# Recorded data
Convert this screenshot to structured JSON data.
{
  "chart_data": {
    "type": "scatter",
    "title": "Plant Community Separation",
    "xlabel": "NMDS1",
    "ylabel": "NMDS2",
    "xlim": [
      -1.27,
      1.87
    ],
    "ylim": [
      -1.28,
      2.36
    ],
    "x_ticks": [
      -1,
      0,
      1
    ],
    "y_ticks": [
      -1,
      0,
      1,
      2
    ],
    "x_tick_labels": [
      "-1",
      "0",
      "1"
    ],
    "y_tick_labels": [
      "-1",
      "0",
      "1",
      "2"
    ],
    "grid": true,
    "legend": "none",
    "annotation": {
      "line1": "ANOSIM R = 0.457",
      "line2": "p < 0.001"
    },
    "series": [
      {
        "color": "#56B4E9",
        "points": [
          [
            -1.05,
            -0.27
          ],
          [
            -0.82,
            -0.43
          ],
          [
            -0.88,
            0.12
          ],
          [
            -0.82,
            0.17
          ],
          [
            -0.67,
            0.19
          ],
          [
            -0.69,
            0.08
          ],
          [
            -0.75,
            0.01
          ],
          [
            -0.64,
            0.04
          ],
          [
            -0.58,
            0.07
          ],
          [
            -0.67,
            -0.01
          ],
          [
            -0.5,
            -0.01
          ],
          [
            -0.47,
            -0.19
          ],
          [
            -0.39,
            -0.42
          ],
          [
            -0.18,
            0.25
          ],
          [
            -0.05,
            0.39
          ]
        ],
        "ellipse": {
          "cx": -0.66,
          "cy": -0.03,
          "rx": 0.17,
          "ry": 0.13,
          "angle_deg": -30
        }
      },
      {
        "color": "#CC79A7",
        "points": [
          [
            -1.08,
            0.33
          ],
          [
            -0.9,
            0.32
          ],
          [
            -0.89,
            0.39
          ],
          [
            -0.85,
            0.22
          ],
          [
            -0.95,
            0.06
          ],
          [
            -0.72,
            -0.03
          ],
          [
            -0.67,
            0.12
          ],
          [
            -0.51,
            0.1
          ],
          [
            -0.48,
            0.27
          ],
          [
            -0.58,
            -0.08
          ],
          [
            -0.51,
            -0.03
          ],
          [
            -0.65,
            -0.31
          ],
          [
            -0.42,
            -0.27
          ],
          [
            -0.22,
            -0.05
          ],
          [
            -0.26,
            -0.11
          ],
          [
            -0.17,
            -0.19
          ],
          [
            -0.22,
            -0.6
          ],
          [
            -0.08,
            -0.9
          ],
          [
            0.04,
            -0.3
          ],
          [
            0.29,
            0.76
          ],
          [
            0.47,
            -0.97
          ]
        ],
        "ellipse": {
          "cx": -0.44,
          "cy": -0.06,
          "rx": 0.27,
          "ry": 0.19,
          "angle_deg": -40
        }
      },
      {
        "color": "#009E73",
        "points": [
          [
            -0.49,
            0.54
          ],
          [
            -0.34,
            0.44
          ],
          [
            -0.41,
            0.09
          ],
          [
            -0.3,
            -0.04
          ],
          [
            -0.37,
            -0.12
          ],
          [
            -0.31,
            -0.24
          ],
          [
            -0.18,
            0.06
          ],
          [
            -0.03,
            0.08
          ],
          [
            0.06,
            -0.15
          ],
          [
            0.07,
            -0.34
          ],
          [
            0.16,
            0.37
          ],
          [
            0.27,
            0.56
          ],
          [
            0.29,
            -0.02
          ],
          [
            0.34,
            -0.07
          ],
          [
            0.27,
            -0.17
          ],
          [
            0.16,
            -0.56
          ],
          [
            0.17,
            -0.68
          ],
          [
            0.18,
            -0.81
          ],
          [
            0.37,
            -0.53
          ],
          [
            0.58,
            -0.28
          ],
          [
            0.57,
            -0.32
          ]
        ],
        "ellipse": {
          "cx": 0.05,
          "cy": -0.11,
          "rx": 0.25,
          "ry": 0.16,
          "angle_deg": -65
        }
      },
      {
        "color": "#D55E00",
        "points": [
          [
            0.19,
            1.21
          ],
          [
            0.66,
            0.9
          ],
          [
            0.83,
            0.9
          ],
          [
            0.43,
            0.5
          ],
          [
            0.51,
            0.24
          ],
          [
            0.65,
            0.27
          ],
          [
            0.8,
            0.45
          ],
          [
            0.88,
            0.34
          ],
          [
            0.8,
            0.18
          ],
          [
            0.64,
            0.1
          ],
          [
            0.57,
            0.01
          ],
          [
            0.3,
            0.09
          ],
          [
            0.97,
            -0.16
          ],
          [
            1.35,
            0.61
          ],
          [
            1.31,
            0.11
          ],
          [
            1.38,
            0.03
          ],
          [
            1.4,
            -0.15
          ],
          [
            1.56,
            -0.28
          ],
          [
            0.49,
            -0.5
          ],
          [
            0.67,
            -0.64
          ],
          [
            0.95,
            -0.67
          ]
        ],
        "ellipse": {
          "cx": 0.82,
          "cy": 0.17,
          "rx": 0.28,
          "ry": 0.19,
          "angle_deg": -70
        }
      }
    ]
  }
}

# Brief
Write down every line of the data exactly as it appears above.

# Reply
Convert this screenshot to structured JSON data.
{
  "chart_data": {
    "type": "scatter",
    "title": "Plant Community Separation",
    "xlabel": "NMDS1",
    "ylabel": "NMDS2",
    "xlim": [
      -1.27,
      1.87
    ],
    "ylim": [
      -1.28,
      2.36
    ],
    "x_ticks": [
      -1,
      0,
      1
    ],
    "y_ticks": [
      -1,
      0,
      1,
      2
    ],
    "x_tick_labels": [
      "-1",
      "0",
      "1"
    ],
    "y_tick_labels": [
      "-1",
      "0",
      "1",
      "2"
    ],
    "grid": true,
    "legend": "none",
    "annotation": {
      "line1": "ANOSIM R = 0.457",
      "line2": "p < 0.001"
    },
    "series": [
      {
        "color": "#56B4E9",
        "points": [
          [
            -1.05,
            -0.27
          ],
          [
            -0.82,
            -0.43
          ],
          [
            -0.88,
            0.12
          ],
          [
            -0.82,
            0.17
          ],
          [
            -0.67,
            0.19
          ],
          [
            -0.69,
            0.08
          ],
          [
            -0.75,
            0.01
          ],
          [
            -0.64,
            0.04
          ],
          [
            -0.58,
            0.07
          ],
          [
            -0.67,
            -0.01
          ],
          [
            -0.5,
            -0.01
          ],
          [
            -0.47,
            -0.19
          ],
          [
            -0.39,
            -0.42
          ],
          [
            -0.18,
            0.25
          ],
          [
            -0.05,
            0.39
          ]
        ],
        "ellipse": {
          "cx": -0.66,
          "cy": -0.03,
          "rx": 0.17,
          "ry": 0.13,
          "angle_deg": -30
        }
      },
      {
        "color": "#CC79A7",
        "points": [
          [
            -1.08,
            0.33
          ],
          [
            -0.9,
            0.32
          ],
          [
            -0.89,
            0.39
          ],
          [
            -0.85,
            0.22
          ],
          [
            -0.95,
            0.06
          ],
          [
            -0.72,
            -0.03
          ],
          [
            -0.67,
            0.12
          ],
          [
            -0.51,
            0.1
          ],
          [
            -0.48,
            0.27
          ],
          [
            -0.58,
            -0.08
          ],
          [
            -0.51,
            -0.03
          ],
          [
            -0.65,
            -0.31
          ],
          [
            -0.42,
            -0.27
          ],
          [
            -0.22,
            -0.05
          ],
          [
            -0.26,
            -0.11
          ],
          [
            -0.17,
            -0.19
          ],
          [
            -0.22,
            -0.6
          ],
          [
            -0.08,
            -0.9
          ],
          [
            0.04,
            -0.3
          ],
          [
            0.29,
            0.76
          ],
          [
            0.47,
            -0.97
          ]
        ],
        "ellipse": {
          "cx": -0.44,
          "cy": -0.06,
          "rx": 0.27,
          "ry": 0.19,
          "angle_deg": -40
        }
      },
      {
        "color": "#009E73",
        "points": [
          [
            -0.49,
            0.54
          ],
          [
            -0.34,
            0.44
          ],
          [
            -0.41,
            0.09
          ],
          [
            -0.3,
            -0.04
          ],
          [
            -0.37,
            -0.12
          ],
          [
            -0.31,
            -0.24
          ],
          [
            -0.18,
            0.06
          ],
          [
            -0.03,
            0.08
          ],
          [
            0.06,
            -0.15
          ],
          [
            0.07,
            -0.34
          ],
          [
            0.16,
            0.37
          ],
          [
            0.27,
            0.56
          ],
          [
            0.29,
            -0.02
          ],
          [
            0.34,
            -0.07
          ],
          [
            0.27,
            -0.17
          ],
          [
            0.16,
            -0.56
          ],
          [
            0.17,
            -0.68
          ],
          [
            0.18,
            -0.81
          ],
          [
            0.37,
            -0.53
          ],
          [
            0.58,
            -0.28
          ],
          [
            0.57,
            -0.32
          ]
        ],
        "ellipse": {
          "cx": 0.05,
          "cy": -0.11,
          "rx": 0.25,
          "ry": 0.16,
          "angle_deg": -65
        }
      },
      {
        "color": "#D55E00",
        "points": [
          [
            0.19,
            1.21
          ],
          [
            0.66,
            0.9
          ],
          [
            0.83,
            0.9
          ],
          [
            0.43,
            0.5
          ],
          [
            0.51,
            0.24
          ],
          [
            0.65,
            0.27
          ],
          [
            0.8,
            0.45
          ],
          [
            0.88,
            0.34
          ],
          [
            0.8,
            0.18
          ],
          [
            0.64,
            0.1
          ],
          [
            0.57,
            0.01
          ],
          [
            0.3,
            0.09
          ],
          [
            0.97,
            -0.16
          ],
          [
            1.35,
            0.61
          ],
          [
            1.31,
            0.11
          ],
          [
            1.38,
            0.03
          ],
          [
            1.4,
            -0.15
          ],
          [
            1.56,
            -0.28
          ],
          [
            0.49,
            -0.5
          ],
          [
            0.67,
            -0.64
          ],
          [
            0.95,
            -0.67
          ]
        ],
        "ellipse": {
          "cx": 0.82,
          "cy": 0.17,
          "rx": 0.28,
          "ry": 0.19,
          "angle_deg": -70
        }
      }
    ]
  }
}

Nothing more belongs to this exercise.